-- Given text follows --

Secondary Outcome Measures

Outcome Measure	Measure Description	Time Frame
Ventilator-free days at day 28 (VFD-28)	defined as the number of days alive and free from invasive mechanical ventilation between randomisation and day 28, with patients who die before day 28 considered as having 0 VFDs;	Day 28 after trial enrollment
ICU length of stay	total number of days from ICU admission to ICU discharge;	28 days after ICU admission
Serum concentration of interleukin-1 beta (IL-1β)	Serum IL-1β concentration measured using standardized immunoassays.	Baseline (within 24hours) and 72 hours after trial enrollment
Serum concentration of interleukin-6 (IL-6)	Serum IL-6 concentration measured using standardized immunoassays.	Baseline (within 24hours) and 72 hours after trial enrollment
Serum concentration of soluble triggering receptor expressed on myeloid cells-1 (sTREM-1)	Serum sTREM-1 concentration measured using standardized immunoassays.	Baseline (within 24hours) and 72 hours after trial enrollment
Incidence of ventilator-associated pneumonia (VAP)	based on CDC criteria, adjudicated by two independent reviewers;	72 hours after trial enrollment
Incidence of barotrauma	including pneumothorax, pneumomediastinum, or subcutaneous emphysema confirmed radiographically	72 hours after trial enrollment
ECMO initiation rate	proportion of patients who require extracorporeal support during the index ICU stay;	72 hours after trial enrollment
Mortality at day 28	all-cause mortality;	Day 28 after trial enrollment
Modified NASA Task Load Index (NASA-TLX) score (0-100)	Six-domain modified NASA-TLX; each domain rated 0-20; performance reverse-scored; mean transformed to 0-100; higher scores indicate greater perceived workload.	72 hours after trial enrollment
Clinician-reported usability score (mean of 5-item, 5-point Likert scale; range 1-5)	Five items rated 1-5; mean score reported; higher scores indicate better perceived usability.	72 hours after trial enrollment

Collaborators and Investigators

• Sponsor: Peking Union Medical College Hospital
• Collaborators: Shandong Provincial Hospital; Henan Provincial People's Hospital; Chongqing General Hospital; Jinzhou Medical University; Beijing Hepingli Hospital; Beijing No.6 Hospital; Binzhou Second People's Hospital; Qujing Central Hospital of Yunnan Province; Capital Medical University Affiliated Beijing Anzhen Hospital, Nanchong Center

Publications and helpful links

General Publications

• Liu S, Zhao Z, Chen X, Chi Y, Yuan S, Cai F, Song Z, Ma Y, He H, Su L, Long Y. Evaluation of health care providers' ability to identify patient-ventilator triggering asynchrony in intensive care unit: a translational observational study in China. BMC Med Educ. 2025 Feb 4;25(1):182. doi: 10.1186/s12909-025-06638-5.

-- Given text concluded --
-- Dataset content follows --

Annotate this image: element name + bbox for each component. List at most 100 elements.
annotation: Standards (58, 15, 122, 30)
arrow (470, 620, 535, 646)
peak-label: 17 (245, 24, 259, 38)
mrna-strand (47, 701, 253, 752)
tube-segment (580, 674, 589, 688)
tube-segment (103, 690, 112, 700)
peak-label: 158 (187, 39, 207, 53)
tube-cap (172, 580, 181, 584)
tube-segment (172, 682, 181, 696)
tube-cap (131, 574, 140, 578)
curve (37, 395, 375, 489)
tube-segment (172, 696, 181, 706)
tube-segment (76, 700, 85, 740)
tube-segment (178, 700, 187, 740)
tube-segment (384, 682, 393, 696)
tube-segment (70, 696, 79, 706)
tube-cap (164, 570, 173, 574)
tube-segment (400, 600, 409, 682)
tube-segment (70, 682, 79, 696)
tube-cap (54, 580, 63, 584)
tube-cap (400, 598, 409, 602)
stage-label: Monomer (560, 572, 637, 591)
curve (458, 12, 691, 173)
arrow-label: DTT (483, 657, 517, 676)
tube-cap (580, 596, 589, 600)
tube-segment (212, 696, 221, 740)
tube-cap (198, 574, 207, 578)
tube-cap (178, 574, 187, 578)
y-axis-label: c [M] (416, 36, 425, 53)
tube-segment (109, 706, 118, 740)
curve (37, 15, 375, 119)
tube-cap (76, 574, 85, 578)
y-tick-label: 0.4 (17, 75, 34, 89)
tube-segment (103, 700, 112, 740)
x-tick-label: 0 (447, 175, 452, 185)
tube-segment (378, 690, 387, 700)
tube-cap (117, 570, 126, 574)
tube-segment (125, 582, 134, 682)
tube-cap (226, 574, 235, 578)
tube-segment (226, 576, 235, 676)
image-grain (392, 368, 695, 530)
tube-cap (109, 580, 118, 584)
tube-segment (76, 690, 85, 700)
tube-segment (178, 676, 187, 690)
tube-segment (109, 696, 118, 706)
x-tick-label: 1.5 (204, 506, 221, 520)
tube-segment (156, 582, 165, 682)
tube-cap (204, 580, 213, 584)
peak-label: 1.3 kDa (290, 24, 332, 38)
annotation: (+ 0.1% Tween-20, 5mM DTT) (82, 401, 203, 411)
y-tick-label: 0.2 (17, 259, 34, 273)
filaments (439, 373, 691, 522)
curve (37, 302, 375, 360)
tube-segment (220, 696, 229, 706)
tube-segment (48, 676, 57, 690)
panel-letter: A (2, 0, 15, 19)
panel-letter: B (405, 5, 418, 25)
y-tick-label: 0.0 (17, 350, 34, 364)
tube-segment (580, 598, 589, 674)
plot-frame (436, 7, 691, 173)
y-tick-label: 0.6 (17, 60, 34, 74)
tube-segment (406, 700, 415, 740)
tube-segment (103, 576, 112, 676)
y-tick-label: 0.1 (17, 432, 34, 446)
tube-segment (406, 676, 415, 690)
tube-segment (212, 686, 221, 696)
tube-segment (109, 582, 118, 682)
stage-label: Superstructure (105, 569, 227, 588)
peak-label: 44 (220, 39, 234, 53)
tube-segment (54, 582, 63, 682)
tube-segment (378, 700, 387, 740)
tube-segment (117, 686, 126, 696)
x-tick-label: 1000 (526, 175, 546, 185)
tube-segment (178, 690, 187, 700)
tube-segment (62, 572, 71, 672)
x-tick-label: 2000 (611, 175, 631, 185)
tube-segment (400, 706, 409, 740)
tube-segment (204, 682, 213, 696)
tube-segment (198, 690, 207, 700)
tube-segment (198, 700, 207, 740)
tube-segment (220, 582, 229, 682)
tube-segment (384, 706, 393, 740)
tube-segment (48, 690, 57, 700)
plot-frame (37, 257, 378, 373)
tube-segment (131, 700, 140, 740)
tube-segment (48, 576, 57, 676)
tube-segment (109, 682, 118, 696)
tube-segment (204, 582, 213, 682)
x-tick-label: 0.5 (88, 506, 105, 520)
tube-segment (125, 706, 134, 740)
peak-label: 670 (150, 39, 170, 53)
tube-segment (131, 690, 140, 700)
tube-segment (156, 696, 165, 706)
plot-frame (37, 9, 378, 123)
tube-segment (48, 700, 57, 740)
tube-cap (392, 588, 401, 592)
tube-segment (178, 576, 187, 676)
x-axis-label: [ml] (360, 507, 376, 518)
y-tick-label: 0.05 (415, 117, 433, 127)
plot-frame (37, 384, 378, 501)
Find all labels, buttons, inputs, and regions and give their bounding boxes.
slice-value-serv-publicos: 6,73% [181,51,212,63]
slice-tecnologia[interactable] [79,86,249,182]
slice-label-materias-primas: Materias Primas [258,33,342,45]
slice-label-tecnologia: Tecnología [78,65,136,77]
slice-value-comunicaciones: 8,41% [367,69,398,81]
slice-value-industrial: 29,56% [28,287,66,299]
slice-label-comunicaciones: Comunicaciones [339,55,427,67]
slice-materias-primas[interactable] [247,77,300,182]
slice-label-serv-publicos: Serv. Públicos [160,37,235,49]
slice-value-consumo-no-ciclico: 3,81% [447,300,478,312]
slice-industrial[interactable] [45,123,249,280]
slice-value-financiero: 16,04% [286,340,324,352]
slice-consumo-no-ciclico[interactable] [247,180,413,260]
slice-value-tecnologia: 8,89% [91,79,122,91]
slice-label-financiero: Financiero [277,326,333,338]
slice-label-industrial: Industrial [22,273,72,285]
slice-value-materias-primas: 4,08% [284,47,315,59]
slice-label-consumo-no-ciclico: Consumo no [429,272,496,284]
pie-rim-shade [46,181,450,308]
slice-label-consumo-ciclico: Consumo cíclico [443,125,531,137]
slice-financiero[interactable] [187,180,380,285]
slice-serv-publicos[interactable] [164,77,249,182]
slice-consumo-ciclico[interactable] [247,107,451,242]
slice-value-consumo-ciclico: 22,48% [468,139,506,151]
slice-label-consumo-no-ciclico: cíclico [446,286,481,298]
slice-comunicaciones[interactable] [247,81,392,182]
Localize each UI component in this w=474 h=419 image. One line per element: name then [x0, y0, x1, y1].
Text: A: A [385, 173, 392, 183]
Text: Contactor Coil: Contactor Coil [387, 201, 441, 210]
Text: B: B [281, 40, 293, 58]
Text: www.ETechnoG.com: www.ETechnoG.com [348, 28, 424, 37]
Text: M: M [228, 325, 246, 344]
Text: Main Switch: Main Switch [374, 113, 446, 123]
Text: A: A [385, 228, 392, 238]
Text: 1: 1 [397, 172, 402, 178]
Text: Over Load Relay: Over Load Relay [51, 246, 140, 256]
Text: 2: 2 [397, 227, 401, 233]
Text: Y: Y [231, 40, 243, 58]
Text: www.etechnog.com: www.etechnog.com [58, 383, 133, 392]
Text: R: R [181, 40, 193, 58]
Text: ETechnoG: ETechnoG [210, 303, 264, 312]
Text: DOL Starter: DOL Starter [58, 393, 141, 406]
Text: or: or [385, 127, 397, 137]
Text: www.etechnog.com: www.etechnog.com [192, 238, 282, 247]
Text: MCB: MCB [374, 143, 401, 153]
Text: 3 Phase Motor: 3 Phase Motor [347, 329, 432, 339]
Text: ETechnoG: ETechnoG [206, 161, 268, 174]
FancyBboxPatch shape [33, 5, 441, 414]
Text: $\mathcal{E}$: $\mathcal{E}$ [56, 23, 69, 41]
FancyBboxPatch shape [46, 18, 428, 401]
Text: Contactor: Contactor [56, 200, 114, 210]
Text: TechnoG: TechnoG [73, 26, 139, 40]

-- Dataset content concluded --

__Tasks to complete__.
1) According to the trial listing, what is the time frame for measuring ICU length of stay?
2) Write out the passage of the trial listing that begins at "General Publications" and ends with "4;25(1):182. doi: 10.1186/s12909-025-06638-5.".
3) Extend the clinical trial listing beyond its last line.
The items play no part in what is asked here.

__Answers to the exercise__.
1) 28 days after ICU admission

2)
General Publications

• Liu S, Zhao Z, Chen X, Chi Y, Yuan S, Cai F, Song Z, Ma Y, He H, Su L, Long Y. Evaluation of health care providers' ability to identify patient-ventilator triggering asynchrony in intensive care unit: a translational observational study in China. BMC Med Educ. 2025 Feb 4;25(1):182. doi: 10.1186/s12909-025-06638-5.

3)
• Chen X, Yuan S, Kassis EB, Zhang S, Chi Y, Liu S, Cai F, Ma Y, Li Y, Su L, Long Y. Methodological development of the remote ventilate view platform for real-time monitoring of patient-ventilator asynchrony and respiratory parameters in severe pneumonia patients. J Intensive Med. 2025 Sep 23;5(4):367-376. doi: 10.1016/j.jointm.2025.07.003. eCollection 2025 Oct.
• Chen X, Fan J, Zhao W, Shi R, Guo N, Chang Z, Song M, Wang X, Chen Y, Li T, Li GG, Su L, Long Y; on bahalf of Beijing Dongcheng Critical Care Quality Control Centre Group. Application of a cloud platform that identifies patient-ventilator asynchrony and enables continuous monitoring of mechanical ventilation in intensive care unit. Heliyon. 2024 Jun 27;10(13):e33692. doi: 10.1016/j.heliyon.2024.e33692. eCollection 2024 Jul 15.
• Su L, Lan Y, Chi Y, Cai F, Bai Z, Liu X, Huang X, Zhang S, Long Y. Establishment and Application of a Patient-Ventilator Asynchrony Remote Network Platform for ICU Mechanical Ventilation: A Retrospective Study. J Clin Med. 2023 Feb 16;12(4):1570. doi: 10.3390/jcm12041570.

Study record dates

Study Major Dates

• Study Start (Estimated): December 30, 2025
• Primary Completion (Estimated): June 30, 2026
• Study Completion (Estimated): July 30, 2026

Study Registration Dates

• First Submitted: December 2, 2025
• First Submitted That Met QC Criteria: December 14, 2025
• First Posted (Actual): December 29, 2025

Study Record Updates

• Last Update Posted (Actual): December 29, 2025
• Last Update Submitted That Met QC Criteria: December 14, 2025
• Last Verified: December 1, 2025

More Information

Terms related to this study

• Additional Relevant MeSH Terms: Pathologic Processes; Disease Attributes; Respiratory Tract Diseases; Lung Diseases; Respiration Disorders; Lung Injury; Pathological Conditions, Signs and Symptoms; Respiratory Insufficiency; Critical Illness; Ventilator-Induced Lung Injury; Acute Lung Injury
• Other Study ID Numbers: K6526

Plan for Individual participant data (IPD)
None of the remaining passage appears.